> **YOUR OBJECTIVE**: Reproduce the passage of the Panama Papers text from "It’s too much." up to and including "read before bedtime.".

> **TEXT BLOCK**:
%%

It’s too much. The sheer volume of the Panama Papers may make its message indigestible — 2.6 terabytes of data? Of accounting data? It’s not exactly the kind of thing I’m going to crack open to read before bedtime.
But this summary of the initial disclosures is helpful.
* Twelve national leaders are among 143 politicians, their families and close associates from around the world known to have been using offshore tax havens.
* A $2bn trail leads all the way to Vladimir Putin. The Russian president’s best friend – a cellist called Sergei Roldugin – is at the centre of a scheme in which money from Russian state banks is hidden offshore. Some of it ends up in a ski resort where in 2013 Putin’s daughter Katerina got married.
* Among national leaders with offshore wealth are Nawaz Sharif, Pakistan’s prime minister; Ayad Allawi, ex-interim prime minister and former vice-president of Iraq; Petro Poroshenko, president of Ukraine; Alaa Mubarak, son of Egypt’s former president; and the prime minister of Iceland, Sigmundur Davíð Gunnlaugsson.
* Six members of the House of Lords, three former Conservative MPs and dozens of donors to UK political parties have had offshore assets. The families of at least eight current and former members of China’s supreme ruling body, the politburo, have been found to have hidden wealth offshore.

%%

> **PROVIDED DATA**:
%%

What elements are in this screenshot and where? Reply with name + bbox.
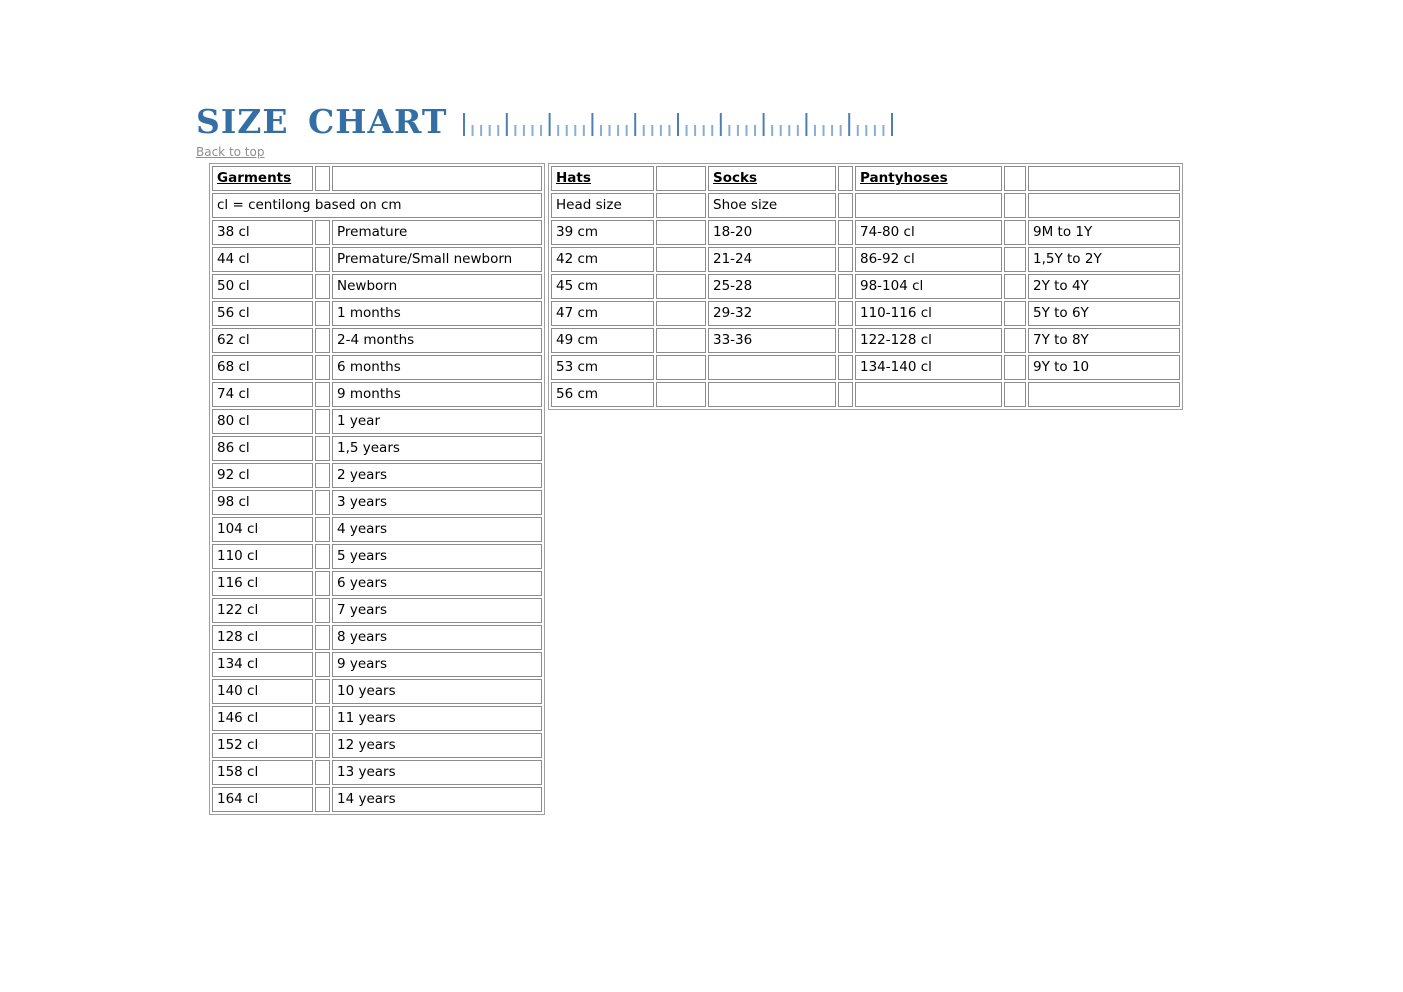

%%

> **WORKED ANSWER**:
It’s too much. The sheer volume of the Panama Papers may make its message indigestible — 2.6 terabytes of data? Of accounting data? It’s not exactly the kind of thing I’m going to crack open to read before bedtime.